All entries should be output exactly as they stand.

:: ENTRIES SHOWN ::

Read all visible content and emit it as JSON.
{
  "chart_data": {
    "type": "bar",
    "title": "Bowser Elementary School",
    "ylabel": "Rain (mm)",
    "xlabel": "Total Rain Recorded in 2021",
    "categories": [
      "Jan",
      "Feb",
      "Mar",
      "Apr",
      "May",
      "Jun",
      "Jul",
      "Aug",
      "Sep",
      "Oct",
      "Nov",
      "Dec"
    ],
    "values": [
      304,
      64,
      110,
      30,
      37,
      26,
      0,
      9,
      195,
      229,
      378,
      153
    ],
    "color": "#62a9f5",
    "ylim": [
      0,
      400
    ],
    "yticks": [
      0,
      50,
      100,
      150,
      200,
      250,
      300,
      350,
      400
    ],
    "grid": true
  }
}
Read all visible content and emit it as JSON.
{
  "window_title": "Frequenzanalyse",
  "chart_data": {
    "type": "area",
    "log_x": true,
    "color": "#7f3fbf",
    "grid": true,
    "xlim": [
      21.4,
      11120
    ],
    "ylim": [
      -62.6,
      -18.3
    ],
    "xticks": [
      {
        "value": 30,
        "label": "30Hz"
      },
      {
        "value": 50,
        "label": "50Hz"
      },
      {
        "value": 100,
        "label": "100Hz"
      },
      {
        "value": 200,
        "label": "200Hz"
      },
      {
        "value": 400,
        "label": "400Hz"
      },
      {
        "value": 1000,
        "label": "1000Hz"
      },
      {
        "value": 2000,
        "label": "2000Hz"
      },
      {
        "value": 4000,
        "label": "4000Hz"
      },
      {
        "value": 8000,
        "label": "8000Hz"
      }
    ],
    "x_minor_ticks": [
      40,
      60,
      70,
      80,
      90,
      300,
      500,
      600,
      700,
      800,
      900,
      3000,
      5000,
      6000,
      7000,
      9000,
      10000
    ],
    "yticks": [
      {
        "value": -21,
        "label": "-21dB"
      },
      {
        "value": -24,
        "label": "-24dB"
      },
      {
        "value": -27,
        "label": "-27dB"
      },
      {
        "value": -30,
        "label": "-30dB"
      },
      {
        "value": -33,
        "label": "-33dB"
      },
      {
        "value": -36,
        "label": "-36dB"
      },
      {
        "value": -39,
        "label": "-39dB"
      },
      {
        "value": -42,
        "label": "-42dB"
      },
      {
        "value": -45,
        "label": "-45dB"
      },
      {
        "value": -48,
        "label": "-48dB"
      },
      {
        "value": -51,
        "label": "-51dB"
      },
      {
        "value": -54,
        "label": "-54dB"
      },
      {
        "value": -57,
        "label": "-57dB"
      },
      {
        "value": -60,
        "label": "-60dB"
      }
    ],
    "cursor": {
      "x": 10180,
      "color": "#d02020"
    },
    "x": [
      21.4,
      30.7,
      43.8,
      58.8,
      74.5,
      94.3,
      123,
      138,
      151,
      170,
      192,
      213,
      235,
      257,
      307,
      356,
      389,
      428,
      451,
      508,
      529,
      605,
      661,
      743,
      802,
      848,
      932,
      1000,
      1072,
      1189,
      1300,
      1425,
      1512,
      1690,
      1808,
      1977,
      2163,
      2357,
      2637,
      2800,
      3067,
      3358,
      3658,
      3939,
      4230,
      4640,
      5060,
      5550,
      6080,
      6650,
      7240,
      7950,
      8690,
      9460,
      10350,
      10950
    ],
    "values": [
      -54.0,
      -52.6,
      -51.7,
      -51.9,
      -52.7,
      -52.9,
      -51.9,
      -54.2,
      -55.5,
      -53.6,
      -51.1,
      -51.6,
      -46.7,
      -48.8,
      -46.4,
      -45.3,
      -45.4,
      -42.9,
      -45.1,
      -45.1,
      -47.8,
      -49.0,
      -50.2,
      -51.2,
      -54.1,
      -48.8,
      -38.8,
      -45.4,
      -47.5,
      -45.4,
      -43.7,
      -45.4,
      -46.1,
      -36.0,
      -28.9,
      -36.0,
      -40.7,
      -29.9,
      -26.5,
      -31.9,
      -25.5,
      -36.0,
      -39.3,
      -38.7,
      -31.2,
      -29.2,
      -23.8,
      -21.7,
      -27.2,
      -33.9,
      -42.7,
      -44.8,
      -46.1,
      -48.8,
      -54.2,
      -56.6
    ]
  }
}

:::

ANSWER FOR THE TASK
Read all visible content and emit it as JSON.
{
  "chart_data": {
    "type": "bar",
    "title": "Bowser Elementary School",
    "ylabel": "Rain (mm)",
    "xlabel": "Total Rain Recorded in 2021",
    "categories": [
      "Jan",
      "Feb",
      "Mar",
      "Apr",
      "May",
      "Jun",
      "Jul",
      "Aug",
      "Sep",
      "Oct",
      "Nov",
      "Dec"
    ],
    "values": [
      304,
      64,
      110,
      30,
      37,
      26,
      0,
      9,
      195,
      229,
      378,
      153
    ],
    "color": "#62a9f5",
    "ylim": [
      0,
      400
    ],
    "yticks": [
      0,
      50,
      100,
      150,
      200,
      250,
      300,
      350,
      400
    ],
    "grid": true
  }
}
Read all visible content and emit it as JSON.
{
  "window_title": "Frequenzanalyse",
  "chart_data": {
    "type": "area",
    "log_x": true,
    "color": "#7f3fbf",
    "grid": true,
    "xlim": [
      21.4,
      11120
    ],
    "ylim": [
      -62.6,
      -18.3
    ],
    "xticks": [
      {
        "value": 30,
        "label": "30Hz"
      },
      {
        "value": 50,
        "label": "50Hz"
      },
      {
        "value": 100,
        "label": "100Hz"
      },
      {
        "value": 200,
        "label": "200Hz"
      },
      {
        "value": 400,
        "label": "400Hz"
      },
      {
        "value": 1000,
        "label": "1000Hz"
      },
      {
        "value": 2000,
        "label": "2000Hz"
      },
      {
        "value": 4000,
        "label": "4000Hz"
      },
      {
        "value": 8000,
        "label": "8000Hz"
      }
    ],
    "x_minor_ticks": [
      40,
      60,
      70,
      80,
      90,
      300,
      500,
      600,
      700,
      800,
      900,
      3000,
      5000,
      6000,
      7000,
      9000,
      10000
    ],
    "yticks": [
      {
        "value": -21,
        "label": "-21dB"
      },
      {
        "value": -24,
        "label": "-24dB"
      },
      {
        "value": -27,
        "label": "-27dB"
      },
      {
        "value": -30,
        "label": "-30dB"
      },
      {
        "value": -33,
        "label": "-33dB"
      },
      {
        "value": -36,
        "label": "-36dB"
      },
      {
        "value": -39,
        "label": "-39dB"
      },
      {
        "value": -42,
        "label": "-42dB"
      },
      {
        "value": -45,
        "label": "-45dB"
      },
      {
        "value": -48,
        "label": "-48dB"
      },
      {
        "value": -51,
        "label": "-51dB"
      },
      {
        "value": -54,
        "label": "-54dB"
      },
      {
        "value": -57,
        "label": "-57dB"
      },
      {
        "value": -60,
        "label": "-60dB"
      }
    ],
    "cursor": {
      "x": 10180,
      "color": "#d02020"
    },
    "x": [
      21.4,
      30.7,
      43.8,
      58.8,
      74.5,
      94.3,
      123,
      138,
      151,
      170,
      192,
      213,
      235,
      257,
      307,
      356,
      389,
      428,
      451,
      508,
      529,
      605,
      661,
      743,
      802,
      848,
      932,
      1000,
      1072,
      1189,
      1300,
      1425,
      1512,
      1690,
      1808,
      1977,
      2163,
      2357,
      2637,
      2800,
      3067,
      3358,
      3658,
      3939,
      4230,
      4640,
      5060,
      5550,
      6080,
      6650,
      7240,
      7950,
      8690,
      9460,
      10350,
      10950
    ],
    "values": [
      -54.0,
      -52.6,
      -51.7,
      -51.9,
      -52.7,
      -52.9,
      -51.9,
      -54.2,
      -55.5,
      -53.6,
      -51.1,
      -51.6,
      -46.7,
      -48.8,
      -46.4,
      -45.3,
      -45.4,
      -42.9,
      -45.1,
      -45.1,
      -47.8,
      -49.0,
      -50.2,
      -51.2,
      -54.1,
      -48.8,
      -38.8,
      -45.4,
      -47.5,
      -45.4,
      -43.7,
      -45.4,
      -46.1,
      -36.0,
      -28.9,
      -36.0,
      -40.7,
      -29.9,
      -26.5,
      -31.9,
      -25.5,
      -36.0,
      -39.3,
      -38.7,
      -31.2,
      -29.2,
      -23.8,
      -21.7,
      -27.2,
      -33.9,
      -42.7,
      -44.8,
      -46.1,
      -48.8,
      -54.2,
      -56.6
    ]
  }
}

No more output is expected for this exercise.